=== Your task ===
Below is a set of records; print all of them exactly as written.

=== Extracted entries ===

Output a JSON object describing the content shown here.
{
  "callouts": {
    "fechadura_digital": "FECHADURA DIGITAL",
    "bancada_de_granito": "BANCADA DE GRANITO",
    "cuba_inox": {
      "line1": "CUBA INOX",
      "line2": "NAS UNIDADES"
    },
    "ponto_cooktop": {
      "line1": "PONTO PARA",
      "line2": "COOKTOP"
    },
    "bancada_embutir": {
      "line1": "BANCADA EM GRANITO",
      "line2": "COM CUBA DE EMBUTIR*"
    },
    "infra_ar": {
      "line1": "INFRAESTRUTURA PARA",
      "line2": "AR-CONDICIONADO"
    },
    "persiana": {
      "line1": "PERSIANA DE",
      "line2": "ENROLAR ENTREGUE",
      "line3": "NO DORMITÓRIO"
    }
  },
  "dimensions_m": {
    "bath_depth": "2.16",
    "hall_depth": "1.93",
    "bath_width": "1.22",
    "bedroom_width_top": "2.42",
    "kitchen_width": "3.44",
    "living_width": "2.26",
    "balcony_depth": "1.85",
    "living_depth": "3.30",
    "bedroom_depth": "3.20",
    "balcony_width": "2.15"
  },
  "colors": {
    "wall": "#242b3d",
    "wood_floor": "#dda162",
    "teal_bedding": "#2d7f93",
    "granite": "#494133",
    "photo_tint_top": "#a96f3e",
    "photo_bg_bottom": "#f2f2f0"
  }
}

=== Correct result ===
Output a JSON object describing the content shown here.
{
  "callouts": {
    "fechadura_digital": "FECHADURA DIGITAL",
    "bancada_de_granito": "BANCADA DE GRANITO",
    "cuba_inox": {
      "line1": "CUBA INOX",
      "line2": "NAS UNIDADES"
    },
    "ponto_cooktop": {
      "line1": "PONTO PARA",
      "line2": "COOKTOP"
    },
    "bancada_embutir": {
      "line1": "BANCADA EM GRANITO",
      "line2": "COM CUBA DE EMBUTIR*"
    },
    "infra_ar": {
      "line1": "INFRAESTRUTURA PARA",
      "line2": "AR-CONDICIONADO"
    },
    "persiana": {
      "line1": "PERSIANA DE",
      "line2": "ENROLAR ENTREGUE",
      "line3": "NO DORMITÓRIO"
    }
  },
  "dimensions_m": {
    "bath_depth": "2.16",
    "hall_depth": "1.93",
    "bath_width": "1.22",
    "bedroom_width_top": "2.42",
    "kitchen_width": "3.44",
    "living_width": "2.26",
    "balcony_depth": "1.85",
    "living_depth": "3.30",
    "bedroom_depth": "3.20",
    "balcony_width": "2.15"
  },
  "colors": {
    "wall": "#242b3d",
    "wood_floor": "#dda162",
    "teal_bedding": "#2d7f93",
    "granite": "#494133",
    "photo_tint_top": "#a96f3e",
    "photo_bg_bottom": "#f2f2f0"
  }
}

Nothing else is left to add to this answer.